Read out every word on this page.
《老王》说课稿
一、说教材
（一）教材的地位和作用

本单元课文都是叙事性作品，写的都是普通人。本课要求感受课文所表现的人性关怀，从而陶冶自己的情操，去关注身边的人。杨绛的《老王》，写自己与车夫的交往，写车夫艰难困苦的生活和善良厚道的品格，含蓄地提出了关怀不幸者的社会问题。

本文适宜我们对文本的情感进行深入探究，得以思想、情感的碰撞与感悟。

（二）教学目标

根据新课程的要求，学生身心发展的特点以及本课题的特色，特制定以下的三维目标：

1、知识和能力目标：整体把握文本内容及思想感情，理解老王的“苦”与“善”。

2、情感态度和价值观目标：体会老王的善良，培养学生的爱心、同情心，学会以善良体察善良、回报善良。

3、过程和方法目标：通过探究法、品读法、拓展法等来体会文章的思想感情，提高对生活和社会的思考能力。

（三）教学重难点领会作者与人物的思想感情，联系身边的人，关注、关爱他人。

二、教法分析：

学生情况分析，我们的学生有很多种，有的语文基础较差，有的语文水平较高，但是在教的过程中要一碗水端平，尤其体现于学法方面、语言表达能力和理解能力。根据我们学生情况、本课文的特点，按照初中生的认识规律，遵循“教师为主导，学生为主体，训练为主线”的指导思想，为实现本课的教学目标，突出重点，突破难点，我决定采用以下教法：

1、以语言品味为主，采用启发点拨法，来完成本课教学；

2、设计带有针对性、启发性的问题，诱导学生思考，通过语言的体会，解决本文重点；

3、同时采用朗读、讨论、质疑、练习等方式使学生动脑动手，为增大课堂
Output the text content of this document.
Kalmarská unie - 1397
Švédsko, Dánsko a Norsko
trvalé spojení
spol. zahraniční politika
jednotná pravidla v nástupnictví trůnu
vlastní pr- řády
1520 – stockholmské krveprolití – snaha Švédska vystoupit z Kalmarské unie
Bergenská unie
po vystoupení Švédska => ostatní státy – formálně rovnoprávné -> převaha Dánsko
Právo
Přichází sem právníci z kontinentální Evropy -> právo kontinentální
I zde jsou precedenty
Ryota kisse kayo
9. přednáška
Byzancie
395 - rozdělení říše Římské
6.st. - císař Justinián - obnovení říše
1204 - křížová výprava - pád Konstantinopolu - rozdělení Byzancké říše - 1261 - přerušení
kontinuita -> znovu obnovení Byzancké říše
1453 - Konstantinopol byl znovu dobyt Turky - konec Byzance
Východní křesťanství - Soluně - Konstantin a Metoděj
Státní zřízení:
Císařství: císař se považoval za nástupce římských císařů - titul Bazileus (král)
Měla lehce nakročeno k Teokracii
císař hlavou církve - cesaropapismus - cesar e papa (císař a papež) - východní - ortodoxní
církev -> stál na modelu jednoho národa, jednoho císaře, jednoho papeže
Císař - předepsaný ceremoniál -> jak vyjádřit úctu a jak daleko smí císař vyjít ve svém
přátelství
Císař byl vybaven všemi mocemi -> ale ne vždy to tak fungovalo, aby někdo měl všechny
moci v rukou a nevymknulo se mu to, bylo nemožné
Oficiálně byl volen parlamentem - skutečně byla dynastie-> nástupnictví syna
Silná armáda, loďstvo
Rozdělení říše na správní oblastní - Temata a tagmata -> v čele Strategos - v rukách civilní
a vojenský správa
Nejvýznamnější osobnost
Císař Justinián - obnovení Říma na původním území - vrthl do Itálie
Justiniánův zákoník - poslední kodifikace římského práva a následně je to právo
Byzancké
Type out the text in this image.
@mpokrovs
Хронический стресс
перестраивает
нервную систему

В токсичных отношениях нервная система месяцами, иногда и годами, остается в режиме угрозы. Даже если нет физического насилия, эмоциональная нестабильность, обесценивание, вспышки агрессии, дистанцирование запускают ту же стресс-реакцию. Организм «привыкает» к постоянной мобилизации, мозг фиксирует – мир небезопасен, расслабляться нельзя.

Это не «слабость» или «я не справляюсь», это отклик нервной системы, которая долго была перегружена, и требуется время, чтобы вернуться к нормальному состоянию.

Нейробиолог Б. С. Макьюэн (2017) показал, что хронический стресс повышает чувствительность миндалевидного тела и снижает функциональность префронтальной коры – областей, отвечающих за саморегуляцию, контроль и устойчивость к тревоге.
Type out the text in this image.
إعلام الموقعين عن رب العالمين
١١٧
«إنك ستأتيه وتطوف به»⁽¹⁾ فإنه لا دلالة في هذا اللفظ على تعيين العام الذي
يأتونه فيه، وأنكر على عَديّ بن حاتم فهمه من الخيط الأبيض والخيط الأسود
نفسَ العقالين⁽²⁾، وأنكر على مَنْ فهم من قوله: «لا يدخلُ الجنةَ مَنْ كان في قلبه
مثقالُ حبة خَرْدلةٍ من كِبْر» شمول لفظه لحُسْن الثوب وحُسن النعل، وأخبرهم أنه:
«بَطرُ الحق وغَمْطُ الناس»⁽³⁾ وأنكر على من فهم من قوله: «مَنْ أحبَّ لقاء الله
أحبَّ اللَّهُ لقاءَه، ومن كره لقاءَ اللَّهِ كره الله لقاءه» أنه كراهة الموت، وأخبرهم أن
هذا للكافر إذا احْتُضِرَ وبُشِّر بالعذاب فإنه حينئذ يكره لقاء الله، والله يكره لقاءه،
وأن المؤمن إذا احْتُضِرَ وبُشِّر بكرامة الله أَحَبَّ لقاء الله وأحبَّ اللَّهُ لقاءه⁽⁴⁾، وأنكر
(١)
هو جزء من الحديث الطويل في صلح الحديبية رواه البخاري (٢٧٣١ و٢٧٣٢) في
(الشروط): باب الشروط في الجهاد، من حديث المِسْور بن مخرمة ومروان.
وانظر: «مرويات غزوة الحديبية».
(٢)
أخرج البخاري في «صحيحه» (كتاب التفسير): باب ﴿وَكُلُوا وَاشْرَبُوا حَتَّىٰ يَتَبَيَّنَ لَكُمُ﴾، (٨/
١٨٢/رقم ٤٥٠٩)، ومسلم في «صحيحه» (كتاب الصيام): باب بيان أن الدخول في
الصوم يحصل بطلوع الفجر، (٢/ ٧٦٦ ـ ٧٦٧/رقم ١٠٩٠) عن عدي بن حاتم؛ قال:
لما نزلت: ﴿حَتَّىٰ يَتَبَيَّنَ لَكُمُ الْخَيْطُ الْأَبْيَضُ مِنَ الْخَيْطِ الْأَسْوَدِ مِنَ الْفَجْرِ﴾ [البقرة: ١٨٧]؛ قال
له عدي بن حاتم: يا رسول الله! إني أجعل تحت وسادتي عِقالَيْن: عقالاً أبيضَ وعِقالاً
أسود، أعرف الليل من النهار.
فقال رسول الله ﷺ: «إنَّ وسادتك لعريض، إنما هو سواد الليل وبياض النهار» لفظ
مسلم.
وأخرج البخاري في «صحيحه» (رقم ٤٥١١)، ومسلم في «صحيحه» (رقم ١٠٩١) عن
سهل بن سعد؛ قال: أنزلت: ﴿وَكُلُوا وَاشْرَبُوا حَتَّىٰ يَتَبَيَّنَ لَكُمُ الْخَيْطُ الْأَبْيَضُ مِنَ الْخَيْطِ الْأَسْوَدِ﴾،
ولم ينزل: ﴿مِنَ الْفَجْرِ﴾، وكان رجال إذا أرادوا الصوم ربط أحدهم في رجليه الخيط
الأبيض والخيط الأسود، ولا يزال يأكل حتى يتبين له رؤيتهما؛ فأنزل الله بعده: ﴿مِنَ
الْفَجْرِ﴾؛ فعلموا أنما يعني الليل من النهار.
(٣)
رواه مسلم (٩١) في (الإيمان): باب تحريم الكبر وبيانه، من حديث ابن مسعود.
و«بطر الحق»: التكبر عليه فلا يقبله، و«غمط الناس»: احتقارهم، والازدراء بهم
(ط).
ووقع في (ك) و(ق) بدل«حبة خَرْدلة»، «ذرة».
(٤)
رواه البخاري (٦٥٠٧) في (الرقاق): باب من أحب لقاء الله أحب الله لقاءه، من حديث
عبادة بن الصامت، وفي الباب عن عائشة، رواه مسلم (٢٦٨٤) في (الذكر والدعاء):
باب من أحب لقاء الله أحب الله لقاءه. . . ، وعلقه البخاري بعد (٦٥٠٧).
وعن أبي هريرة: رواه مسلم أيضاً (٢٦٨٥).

########################################

* _Prompt_: Go over the records above and tally the lines with the word "الأبيض" in them. Give the number alone.

* _Reply_: 2